> **What to work on**: Can you give all the records again without altering a single character?

> **Rows**:

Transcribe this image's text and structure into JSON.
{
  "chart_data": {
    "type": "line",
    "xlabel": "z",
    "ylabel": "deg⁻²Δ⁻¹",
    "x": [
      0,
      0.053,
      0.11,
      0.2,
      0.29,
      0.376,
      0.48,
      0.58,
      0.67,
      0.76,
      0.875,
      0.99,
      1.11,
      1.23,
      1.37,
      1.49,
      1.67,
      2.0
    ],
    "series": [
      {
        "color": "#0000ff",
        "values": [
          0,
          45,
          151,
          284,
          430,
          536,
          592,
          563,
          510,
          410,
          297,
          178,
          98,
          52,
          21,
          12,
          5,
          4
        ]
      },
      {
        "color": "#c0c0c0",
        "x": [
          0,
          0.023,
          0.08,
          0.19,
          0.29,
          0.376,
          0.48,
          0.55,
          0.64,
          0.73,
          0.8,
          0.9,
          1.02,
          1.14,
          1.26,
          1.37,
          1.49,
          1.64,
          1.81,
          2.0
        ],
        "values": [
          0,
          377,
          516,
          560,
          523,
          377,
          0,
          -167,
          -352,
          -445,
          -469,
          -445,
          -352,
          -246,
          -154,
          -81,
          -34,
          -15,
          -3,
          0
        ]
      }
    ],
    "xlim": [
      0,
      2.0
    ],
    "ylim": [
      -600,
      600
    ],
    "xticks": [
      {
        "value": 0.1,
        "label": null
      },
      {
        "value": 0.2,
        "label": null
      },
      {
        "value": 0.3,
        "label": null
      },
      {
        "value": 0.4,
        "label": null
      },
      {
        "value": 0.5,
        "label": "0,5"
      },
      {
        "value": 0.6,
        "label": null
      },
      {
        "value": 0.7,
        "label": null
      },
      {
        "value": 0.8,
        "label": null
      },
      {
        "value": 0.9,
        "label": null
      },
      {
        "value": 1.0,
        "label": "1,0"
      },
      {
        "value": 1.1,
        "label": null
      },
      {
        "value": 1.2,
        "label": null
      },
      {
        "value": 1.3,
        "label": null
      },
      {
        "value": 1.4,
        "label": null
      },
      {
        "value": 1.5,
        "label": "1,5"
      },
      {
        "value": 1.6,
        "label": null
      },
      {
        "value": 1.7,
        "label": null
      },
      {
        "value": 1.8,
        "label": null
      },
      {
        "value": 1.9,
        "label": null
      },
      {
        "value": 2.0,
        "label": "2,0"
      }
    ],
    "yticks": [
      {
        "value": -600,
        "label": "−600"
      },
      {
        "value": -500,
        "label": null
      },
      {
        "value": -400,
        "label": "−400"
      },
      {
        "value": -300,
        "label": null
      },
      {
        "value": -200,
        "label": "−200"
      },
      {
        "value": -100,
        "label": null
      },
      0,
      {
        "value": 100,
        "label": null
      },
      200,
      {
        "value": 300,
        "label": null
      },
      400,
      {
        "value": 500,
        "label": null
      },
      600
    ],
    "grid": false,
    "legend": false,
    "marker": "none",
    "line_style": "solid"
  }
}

> **Output for this exercise**:
Transcribe this image's text and structure into JSON.
{
  "chart_data": {
    "type": "line",
    "xlabel": "z",
    "ylabel": "deg⁻²Δ⁻¹",
    "x": [
      0,
      0.053,
      0.11,
      0.2,
      0.29,
      0.376,
      0.48,
      0.58,
      0.67,
      0.76,
      0.875,
      0.99,
      1.11,
      1.23,
      1.37,
      1.49,
      1.67,
      2.0
    ],
    "series": [
      {
        "color": "#0000ff",
        "values": [
          0,
          45,
          151,
          284,
          430,
          536,
          592,
          563,
          510,
          410,
          297,
          178,
          98,
          52,
          21,
          12,
          5,
          4
        ]
      },
      {
        "color": "#c0c0c0",
        "x": [
          0,
          0.023,
          0.08,
          0.19,
          0.29,
          0.376,
          0.48,
          0.55,
          0.64,
          0.73,
          0.8,
          0.9,
          1.02,
          1.14,
          1.26,
          1.37,
          1.49,
          1.64,
          1.81,
          2.0
        ],
        "values": [
          0,
          377,
          516,
          560,
          523,
          377,
          0,
          -167,
          -352,
          -445,
          -469,
          -445,
          -352,
          -246,
          -154,
          -81,
          -34,
          -15,
          -3,
          0
        ]
      }
    ],
    "xlim": [
      0,
      2.0
    ],
    "ylim": [
      -600,
      600
    ],
    "xticks": [
      {
        "value": 0.1,
        "label": null
      },
      {
        "value": 0.2,
        "label": null
      },
      {
        "value": 0.3,
        "label": null
      },
      {
        "value": 0.4,
        "label": null
      },
      {
        "value": 0.5,
        "label": "0,5"
      },
      {
        "value": 0.6,
        "label": null
      },
      {
        "value": 0.7,
        "label": null
      },
      {
        "value": 0.8,
        "label": null
      },
      {
        "value": 0.9,
        "label": null
      },
      {
        "value": 1.0,
        "label": "1,0"
      },
      {
        "value": 1.1,
        "label": null
      },
      {
        "value": 1.2,
        "label": null
      },
      {
        "value": 1.3,
        "label": null
      },
      {
        "value": 1.4,
        "label": null
      },
      {
        "value": 1.5,
        "label": "1,5"
      },
      {
        "value": 1.6,
        "label": null
      },
      {
        "value": 1.7,
        "label": null
      },
      {
        "value": 1.8,
        "label": null
      },
      {
        "value": 1.9,
        "label": null
      },
      {
        "value": 2.0,
        "label": "2,0"
      }
    ],
    "yticks": [
      {
        "value": -600,
        "label": "−600"
      },
      {
        "value": -500,
        "label": null
      },
      {
        "value": -400,
        "label": "−400"
      },
      {
        "value": -300,
        "label": null
      },
      {
        "value": -200,
        "label": "−200"
      },
      {
        "value": -100,
        "label": null
      },
      0,
      {
        "value": 100,
        "label": null
      },
      200,
      {
        "value": 300,
        "label": null
      },
      400,
      {
        "value": 500,
        "label": null
      },
      600
    ],
    "grid": false,
    "legend": false,
    "marker": "none",
    "line_style": "solid"
  }
}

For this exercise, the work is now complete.